# start of EXTRACTED MATERIAL

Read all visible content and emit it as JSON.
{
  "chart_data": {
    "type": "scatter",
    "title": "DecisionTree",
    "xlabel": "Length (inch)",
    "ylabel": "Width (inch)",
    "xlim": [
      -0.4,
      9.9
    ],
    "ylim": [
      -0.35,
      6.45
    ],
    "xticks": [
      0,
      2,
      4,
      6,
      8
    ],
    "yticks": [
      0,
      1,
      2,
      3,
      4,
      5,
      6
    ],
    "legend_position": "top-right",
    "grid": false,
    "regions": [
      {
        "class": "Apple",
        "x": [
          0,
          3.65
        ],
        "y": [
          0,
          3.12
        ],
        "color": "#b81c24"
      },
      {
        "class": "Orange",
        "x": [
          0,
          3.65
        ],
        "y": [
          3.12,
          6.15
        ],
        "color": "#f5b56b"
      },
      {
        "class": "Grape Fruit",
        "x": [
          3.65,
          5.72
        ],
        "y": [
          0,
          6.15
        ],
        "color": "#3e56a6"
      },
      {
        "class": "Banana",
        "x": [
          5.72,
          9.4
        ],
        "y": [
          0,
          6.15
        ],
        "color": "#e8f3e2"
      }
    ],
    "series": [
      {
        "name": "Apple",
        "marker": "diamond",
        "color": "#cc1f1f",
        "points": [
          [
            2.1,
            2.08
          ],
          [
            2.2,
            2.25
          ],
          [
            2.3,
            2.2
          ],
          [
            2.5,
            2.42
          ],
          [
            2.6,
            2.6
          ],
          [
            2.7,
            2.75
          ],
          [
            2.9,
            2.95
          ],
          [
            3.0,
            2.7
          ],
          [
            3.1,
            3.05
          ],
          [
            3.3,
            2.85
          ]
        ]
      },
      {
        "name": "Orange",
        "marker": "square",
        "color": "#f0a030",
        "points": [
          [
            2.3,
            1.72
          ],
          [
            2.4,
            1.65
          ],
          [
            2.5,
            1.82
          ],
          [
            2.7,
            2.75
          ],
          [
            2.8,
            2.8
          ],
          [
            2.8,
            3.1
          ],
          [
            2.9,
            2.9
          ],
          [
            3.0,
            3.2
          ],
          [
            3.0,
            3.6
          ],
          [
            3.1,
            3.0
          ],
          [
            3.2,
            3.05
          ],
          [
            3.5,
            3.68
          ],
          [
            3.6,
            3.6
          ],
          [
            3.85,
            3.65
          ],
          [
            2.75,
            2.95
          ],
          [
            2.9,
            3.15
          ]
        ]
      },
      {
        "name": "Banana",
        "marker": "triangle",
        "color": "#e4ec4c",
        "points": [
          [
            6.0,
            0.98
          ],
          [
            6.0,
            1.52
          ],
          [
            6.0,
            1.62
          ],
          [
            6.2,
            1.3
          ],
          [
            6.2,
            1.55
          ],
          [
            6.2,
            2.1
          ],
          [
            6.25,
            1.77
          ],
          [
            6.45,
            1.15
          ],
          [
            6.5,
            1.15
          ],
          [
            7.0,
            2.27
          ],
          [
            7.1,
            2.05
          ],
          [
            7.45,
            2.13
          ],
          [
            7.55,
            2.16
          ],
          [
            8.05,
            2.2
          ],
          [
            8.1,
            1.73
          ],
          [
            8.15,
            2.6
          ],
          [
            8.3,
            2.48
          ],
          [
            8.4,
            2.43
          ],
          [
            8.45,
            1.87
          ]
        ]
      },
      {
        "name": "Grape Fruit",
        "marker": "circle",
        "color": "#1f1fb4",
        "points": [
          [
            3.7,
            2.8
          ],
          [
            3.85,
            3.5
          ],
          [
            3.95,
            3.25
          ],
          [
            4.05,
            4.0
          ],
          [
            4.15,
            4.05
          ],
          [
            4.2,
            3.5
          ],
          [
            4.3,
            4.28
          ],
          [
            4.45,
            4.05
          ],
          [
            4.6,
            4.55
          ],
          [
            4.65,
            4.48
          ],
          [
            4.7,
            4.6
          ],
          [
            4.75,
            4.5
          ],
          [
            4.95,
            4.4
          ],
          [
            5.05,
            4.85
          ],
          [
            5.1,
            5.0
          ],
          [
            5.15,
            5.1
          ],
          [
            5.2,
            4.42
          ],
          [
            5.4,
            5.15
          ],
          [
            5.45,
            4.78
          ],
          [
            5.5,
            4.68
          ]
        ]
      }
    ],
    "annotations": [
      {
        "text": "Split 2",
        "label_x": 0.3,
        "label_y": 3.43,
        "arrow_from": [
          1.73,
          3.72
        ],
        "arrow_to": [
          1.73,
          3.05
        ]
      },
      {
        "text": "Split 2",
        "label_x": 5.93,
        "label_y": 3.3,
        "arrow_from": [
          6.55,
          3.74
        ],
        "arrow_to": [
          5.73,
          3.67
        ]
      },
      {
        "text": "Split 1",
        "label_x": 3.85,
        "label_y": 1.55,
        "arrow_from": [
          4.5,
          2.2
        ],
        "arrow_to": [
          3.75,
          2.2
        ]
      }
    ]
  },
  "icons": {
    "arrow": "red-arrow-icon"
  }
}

# end of EXTRACTED MATERIAL

### [WORK REQUIRED]
Set down every record above exactly as given.

### [RESULT OF THIS TASK]
Read all visible content and emit it as JSON.
{
  "chart_data": {
    "type": "scatter",
    "title": "DecisionTree",
    "xlabel": "Length (inch)",
    "ylabel": "Width (inch)",
    "xlim": [
      -0.4,
      9.9
    ],
    "ylim": [
      -0.35,
      6.45
    ],
    "xticks": [
      0,
      2,
      4,
      6,
      8
    ],
    "yticks": [
      0,
      1,
      2,
      3,
      4,
      5,
      6
    ],
    "legend_position": "top-right",
    "grid": false,
    "regions": [
      {
        "class": "Apple",
        "x": [
          0,
          3.65
        ],
        "y": [
          0,
          3.12
        ],
        "color": "#b81c24"
      },
      {
        "class": "Orange",
        "x": [
          0,
          3.65
        ],
        "y": [
          3.12,
          6.15
        ],
        "color": "#f5b56b"
      },
      {
        "class": "Grape Fruit",
        "x": [
          3.65,
          5.72
        ],
        "y": [
          0,
          6.15
        ],
        "color": "#3e56a6"
      },
      {
        "class": "Banana",
        "x": [
          5.72,
          9.4
        ],
        "y": [
          0,
          6.15
        ],
        "color": "#e8f3e2"
      }
    ],
    "series": [
      {
        "name": "Apple",
        "marker": "diamond",
        "color": "#cc1f1f",
        "points": [
          [
            2.1,
            2.08
          ],
          [
            2.2,
            2.25
          ],
          [
            2.3,
            2.2
          ],
          [
            2.5,
            2.42
          ],
          [
            2.6,
            2.6
          ],
          [
            2.7,
            2.75
          ],
          [
            2.9,
            2.95
          ],
          [
            3.0,
            2.7
          ],
          [
            3.1,
            3.05
          ],
          [
            3.3,
            2.85
          ]
        ]
      },
      {
        "name": "Orange",
        "marker": "square",
        "color": "#f0a030",
        "points": [
          [
            2.3,
            1.72
          ],
          [
            2.4,
            1.65
          ],
          [
            2.5,
            1.82
          ],
          [
            2.7,
            2.75
          ],
          [
            2.8,
            2.8
          ],
          [
            2.8,
            3.1
          ],
          [
            2.9,
            2.9
          ],
          [
            3.0,
            3.2
          ],
          [
            3.0,
            3.6
          ],
          [
            3.1,
            3.0
          ],
          [
            3.2,
            3.05
          ],
          [
            3.5,
            3.68
          ],
          [
            3.6,
            3.6
          ],
          [
            3.85,
            3.65
          ],
          [
            2.75,
            2.95
          ],
          [
            2.9,
            3.15
          ]
        ]
      },
      {
        "name": "Banana",
        "marker": "triangle",
        "color": "#e4ec4c",
        "points": [
          [
            6.0,
            0.98
          ],
          [
            6.0,
            1.52
          ],
          [
            6.0,
            1.62
          ],
          [
            6.2,
            1.3
          ],
          [
            6.2,
            1.55
          ],
          [
            6.2,
            2.1
          ],
          [
            6.25,
            1.77
          ],
          [
            6.45,
            1.15
          ],
          [
            6.5,
            1.15
          ],
          [
            7.0,
            2.27
          ],
          [
            7.1,
            2.05
          ],
          [
            7.45,
            2.13
          ],
          [
            7.55,
            2.16
          ],
          [
            8.05,
            2.2
          ],
          [
            8.1,
            1.73
          ],
          [
            8.15,
            2.6
          ],
          [
            8.3,
            2.48
          ],
          [
            8.4,
            2.43
          ],
          [
            8.45,
            1.87
          ]
        ]
      },
      {
        "name": "Grape Fruit",
        "marker": "circle",
        "color": "#1f1fb4",
        "points": [
          [
            3.7,
            2.8
          ],
          [
            3.85,
            3.5
          ],
          [
            3.95,
            3.25
          ],
          [
            4.05,
            4.0
          ],
          [
            4.15,
            4.05
          ],
          [
            4.2,
            3.5
          ],
          [
            4.3,
            4.28
          ],
          [
            4.45,
            4.05
          ],
          [
            4.6,
            4.55
          ],
          [
            4.65,
            4.48
          ],
          [
            4.7,
            4.6
          ],
          [
            4.75,
            4.5
          ],
          [
            4.95,
            4.4
          ],
          [
            5.05,
            4.85
          ],
          [
            5.1,
            5.0
          ],
          [
            5.15,
            5.1
          ],
          [
            5.2,
            4.42
          ],
          [
            5.4,
            5.15
          ],
          [
            5.45,
            4.78
          ],
          [
            5.5,
            4.68
          ]
        ]
      }
    ],
    "annotations": [
      {
        "text": "Split 2",
        "label_x": 0.3,
        "label_y": 3.43,
        "arrow_from": [
          1.73,
          3.72
        ],
        "arrow_to": [
          1.73,
          3.05
        ]
      },
      {
        "text": "Split 2",
        "label_x": 5.93,
        "label_y": 3.3,
        "arrow_from": [
          6.55,
          3.74
        ],
        "arrow_to": [
          5.73,
          3.67
        ]
      },
      {
        "text": "Split 1",
        "label_x": 3.85,
        "label_y": 1.55,
        "arrow_from": [
          4.5,
          2.2
        ],
        "arrow_to": [
          3.75,
          2.2
        ]
      }
    ]
  },
  "icons": {
    "arrow": "red-arrow-icon"
  }
}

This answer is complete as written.